*WHAT TO PRODUCE:* Wherever the string "values" shows up in a line, count that line. Give the total alone.
::::
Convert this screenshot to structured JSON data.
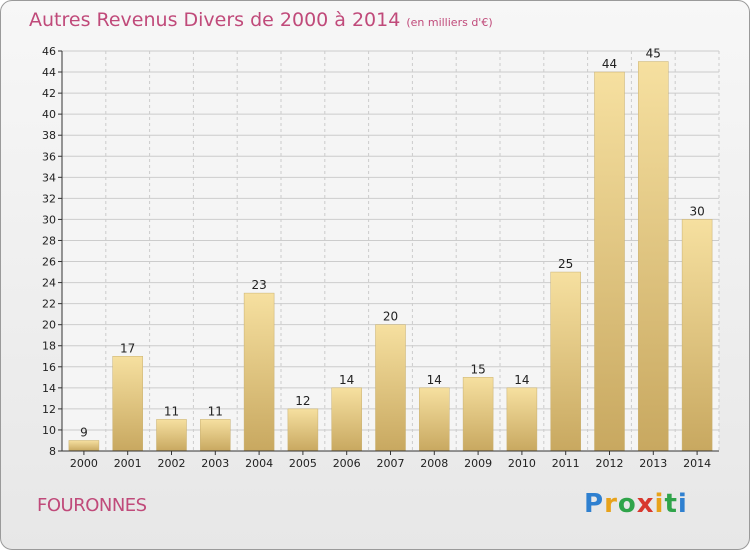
{
  "header": {
    "title": "Autres Revenus Divers de 2000 à 2014",
    "subtitle": "(en milliers d'€)"
  },
  "footer": {
    "place": "FOURONNES",
    "logo": "Proxiti"
  },
  "colors": {
    "bar_light": "#f6e0a0",
    "bar_dark": "#c8a860",
    "title": "#c04a7a",
    "grid": "#cccccc"
  },
  "chart_data": {
    "type": "bar",
    "title": "Autres Revenus Divers de 2000 à 2014",
    "subtitle": "(en milliers d'€)",
    "xlabel": "",
    "ylabel": "",
    "categories": [
      "2000",
      "2001",
      "2002",
      "2003",
      "2004",
      "2005",
      "2006",
      "2007",
      "2008",
      "2009",
      "2010",
      "2011",
      "2012",
      "2013",
      "2014"
    ],
    "values": [
      9,
      17,
      11,
      11,
      23,
      12,
      14,
      20,
      14,
      15,
      14,
      25,
      44,
      45,
      30
    ],
    "ylim": [
      8,
      46
    ],
    "yticks": [
      8,
      10,
      12,
      14,
      16,
      18,
      20,
      22,
      24,
      26,
      28,
      30,
      32,
      34,
      36,
      38,
      40,
      42,
      44,
      46
    ],
    "grid": true,
    "legend": "none"
  }
}
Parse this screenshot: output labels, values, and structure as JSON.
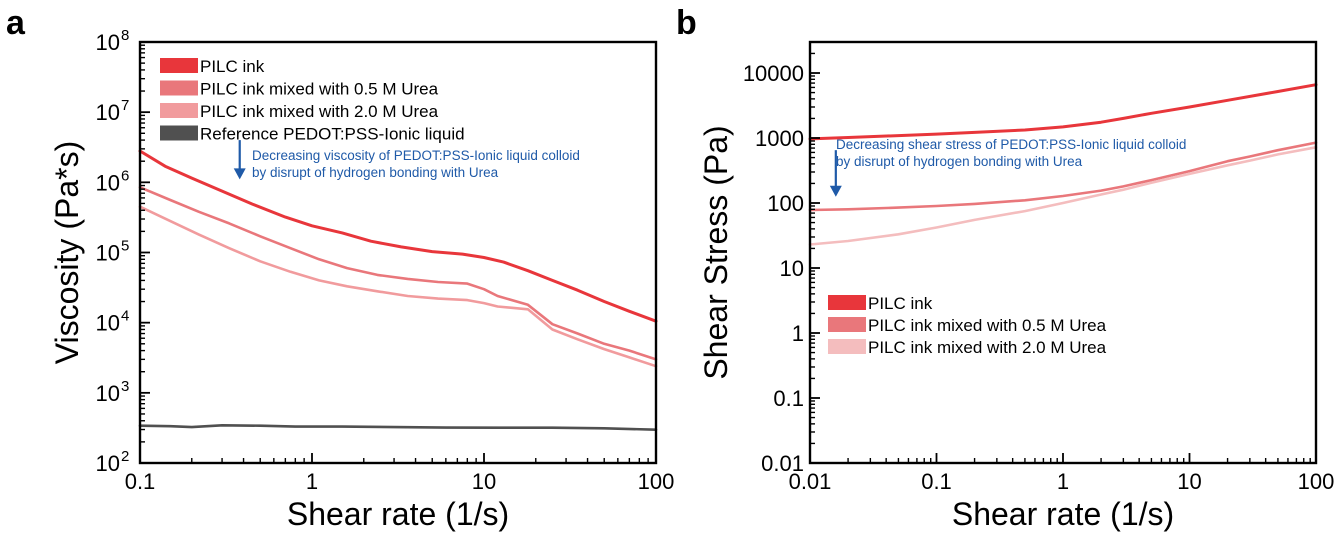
{
  "panels": [
    {
      "letter": "a"
    },
    {
      "letter": "b"
    }
  ],
  "colors": {
    "pilc": "#e8363b",
    "urea05": "#e9777b",
    "urea20": "#f19b9d",
    "reference": "#505050",
    "annotation": "#1f5aa8"
  },
  "chart_data": [
    {
      "type": "line",
      "panel": "a",
      "xlabel": "Shear rate (1/s)",
      "ylabel": "Viscosity (Pa*s)",
      "xscale": "log",
      "yscale": "log",
      "xlim": [
        0.1,
        100
      ],
      "ylim": [
        100,
        100000000
      ],
      "xticks": [
        {
          "value": 0.1,
          "label": "0.1"
        },
        {
          "value": 1,
          "label": "1"
        },
        {
          "value": 10,
          "label": "10"
        },
        {
          "value": 100,
          "label": "100"
        }
      ],
      "yticks": [
        {
          "value": 100,
          "base": "10",
          "exp": "2"
        },
        {
          "value": 1000,
          "base": "10",
          "exp": "3"
        },
        {
          "value": 10000,
          "base": "10",
          "exp": "4"
        },
        {
          "value": 100000,
          "base": "10",
          "exp": "5"
        },
        {
          "value": 1000000,
          "base": "10",
          "exp": "6"
        },
        {
          "value": 10000000,
          "base": "10",
          "exp": "7"
        },
        {
          "value": 100000000,
          "base": "10",
          "exp": "8"
        }
      ],
      "legend_position": "top-left",
      "series": [
        {
          "name": "PILC ink",
          "color": "#e8363b",
          "x": [
            0.1,
            0.14,
            0.2,
            0.3,
            0.45,
            0.7,
            1.0,
            1.5,
            2.2,
            3.3,
            5,
            7.5,
            10,
            13,
            18,
            25,
            35,
            50,
            70,
            100
          ],
          "y": [
            2800000,
            1700000,
            1150000,
            750000,
            490000,
            320000,
            240000,
            190000,
            145000,
            120000,
            103000,
            95000,
            85000,
            73000,
            55000,
            40000,
            29000,
            20000,
            14500,
            10500
          ]
        },
        {
          "name": "PILC ink mixed with 0.5 M Urea",
          "color": "#e9777b",
          "x": [
            0.1,
            0.15,
            0.22,
            0.33,
            0.5,
            0.75,
            1.1,
            1.6,
            2.4,
            3.6,
            5.4,
            8,
            10,
            12,
            18,
            25,
            35,
            50,
            70,
            100
          ],
          "y": [
            850000,
            560000,
            380000,
            260000,
            170000,
            115000,
            80000,
            60000,
            48000,
            42000,
            38000,
            36000,
            30000,
            24000,
            18000,
            9500,
            7000,
            5000,
            4000,
            3000
          ]
        },
        {
          "name": "PILC ink mixed with 2.0 M Urea",
          "color": "#f19b9d",
          "x": [
            0.1,
            0.15,
            0.22,
            0.33,
            0.5,
            0.75,
            1.1,
            1.6,
            2.4,
            3.6,
            5.4,
            8,
            10,
            12,
            18,
            25,
            35,
            50,
            70,
            100
          ],
          "y": [
            450000,
            280000,
            180000,
            115000,
            75000,
            53000,
            40000,
            33000,
            28000,
            24000,
            22000,
            21000,
            19000,
            17000,
            15500,
            8000,
            5800,
            4200,
            3200,
            2400
          ]
        },
        {
          "name": "Reference PEDOT:PSS-Ionic liquid",
          "color": "#505050",
          "x": [
            0.1,
            0.15,
            0.2,
            0.3,
            0.5,
            0.8,
            1.5,
            3,
            6,
            12,
            25,
            50,
            100
          ],
          "y": [
            340,
            335,
            325,
            345,
            340,
            330,
            330,
            325,
            320,
            318,
            318,
            312,
            298
          ]
        }
      ],
      "annotation": {
        "lines": [
          "Decreasing viscosity of PEDOT:PSS-Ionic liquid colloid",
          "by disrupt of hydrogen bonding with Urea"
        ],
        "arrow_x": 0.38,
        "arrow_y": [
          4000000,
          1100000
        ]
      }
    },
    {
      "type": "line",
      "panel": "b",
      "xlabel": "Shear rate (1/s)",
      "ylabel": "Shear Stress (Pa)",
      "xscale": "log",
      "yscale": "log",
      "xlim": [
        0.01,
        100
      ],
      "ylim": [
        0.01,
        30000
      ],
      "xticks": [
        {
          "value": 0.01,
          "label": "0.01"
        },
        {
          "value": 0.1,
          "label": "0.1"
        },
        {
          "value": 1,
          "label": "1"
        },
        {
          "value": 10,
          "label": "10"
        },
        {
          "value": 100,
          "label": "100"
        }
      ],
      "yticks": [
        {
          "value": 0.01,
          "label": "0.01"
        },
        {
          "value": 0.1,
          "label": "0.1"
        },
        {
          "value": 1,
          "label": "1"
        },
        {
          "value": 10,
          "label": "10"
        },
        {
          "value": 100,
          "label": "100"
        },
        {
          "value": 1000,
          "label": "1000"
        },
        {
          "value": 10000,
          "label": "10000"
        }
      ],
      "legend_position": "center-left",
      "series": [
        {
          "name": "PILC ink",
          "color": "#e8363b",
          "x": [
            0.01,
            0.02,
            0.05,
            0.1,
            0.2,
            0.5,
            1,
            2,
            3,
            5,
            10,
            20,
            50,
            100
          ],
          "y": [
            970,
            1020,
            1090,
            1150,
            1220,
            1330,
            1480,
            1750,
            2000,
            2400,
            3000,
            3800,
            5200,
            6600
          ]
        },
        {
          "name": "PILC ink mixed with 0.5 M Urea",
          "color": "#e9777b",
          "x": [
            0.01,
            0.02,
            0.05,
            0.1,
            0.2,
            0.5,
            1,
            2,
            3,
            5,
            10,
            20,
            30,
            50,
            100
          ],
          "y": [
            78,
            80,
            85,
            90,
            97,
            110,
            128,
            155,
            180,
            225,
            310,
            440,
            520,
            650,
            850
          ]
        },
        {
          "name": "PILC ink mixed with 2.0 M Urea",
          "color": "#f4bdbe",
          "x": [
            0.01,
            0.02,
            0.05,
            0.1,
            0.2,
            0.5,
            1,
            2,
            3,
            5,
            10,
            20,
            30,
            50,
            100
          ],
          "y": [
            23,
            26,
            33,
            42,
            55,
            75,
            100,
            135,
            160,
            205,
            280,
            380,
            450,
            560,
            720
          ]
        }
      ],
      "annotation": {
        "lines": [
          "Decreasing shear stress of PEDOT:PSS-Ionic liquid colloid",
          "by disrupt of hydrogen bonding with Urea"
        ],
        "arrow_x": 0.016,
        "arrow_y": [
          650,
          125
        ]
      }
    }
  ]
}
::::
*COMPLETED EXERCISE:* 2